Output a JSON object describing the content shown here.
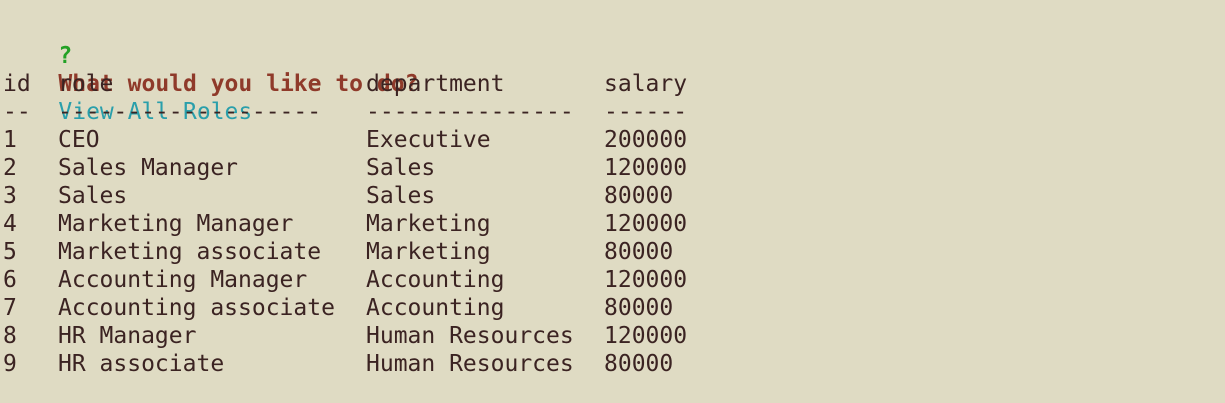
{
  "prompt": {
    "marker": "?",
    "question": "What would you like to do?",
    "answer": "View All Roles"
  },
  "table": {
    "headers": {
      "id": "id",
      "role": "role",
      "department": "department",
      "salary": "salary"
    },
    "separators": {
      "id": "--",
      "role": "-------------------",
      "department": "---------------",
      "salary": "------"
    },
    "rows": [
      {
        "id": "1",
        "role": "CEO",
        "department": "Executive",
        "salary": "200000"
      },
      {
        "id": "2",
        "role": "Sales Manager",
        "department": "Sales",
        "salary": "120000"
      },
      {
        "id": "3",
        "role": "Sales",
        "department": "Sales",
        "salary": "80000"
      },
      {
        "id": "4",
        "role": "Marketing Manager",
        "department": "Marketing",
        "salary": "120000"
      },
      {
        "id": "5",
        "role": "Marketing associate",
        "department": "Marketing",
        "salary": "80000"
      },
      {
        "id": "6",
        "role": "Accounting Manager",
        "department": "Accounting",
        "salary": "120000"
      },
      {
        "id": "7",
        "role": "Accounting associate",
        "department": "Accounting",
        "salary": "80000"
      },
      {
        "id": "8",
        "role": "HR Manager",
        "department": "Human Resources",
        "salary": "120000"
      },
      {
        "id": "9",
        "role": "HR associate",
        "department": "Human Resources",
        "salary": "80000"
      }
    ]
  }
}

......

- _To be done_
Copy the records above exactly. The pictures are not part of the copy.

- _Full answer_
Output a JSON object describing the content shown here.
{
  "prompt": {
    "marker": "?",
    "question": "What would you like to do?",
    "answer": "View All Roles"
  },
  "table": {
    "headers": {
      "id": "id",
      "role": "role",
      "department": "department",
      "salary": "salary"
    },
    "separators": {
      "id": "--",
      "role": "-------------------",
      "department": "---------------",
      "salary": "------"
    },
    "rows": [
      {
        "id": "1",
        "role": "CEO",
        "department": "Executive",
        "salary": "200000"
      },
      {
        "id": "2",
        "role": "Sales Manager",
        "department": "Sales",
        "salary": "120000"
      },
      {
        "id": "3",
        "role": "Sales",
        "department": "Sales",
        "salary": "80000"
      },
      {
        "id": "4",
        "role": "Marketing Manager",
        "department": "Marketing",
        "salary": "120000"
      },
      {
        "id": "5",
        "role": "Marketing associate",
        "department": "Marketing",
        "salary": "80000"
      },
      {
        "id": "6",
        "role": "Accounting Manager",
        "department": "Accounting",
        "salary": "120000"
      },
      {
        "id": "7",
        "role": "Accounting associate",
        "department": "Accounting",
        "salary": "80000"
      },
      {
        "id": "8",
        "role": "HR Manager",
        "department": "Human Resources",
        "salary": "120000"
      },
      {
        "id": "9",
        "role": "HR associate",
        "department": "Human Resources",
        "salary": "80000"
      }
    ]
  }
}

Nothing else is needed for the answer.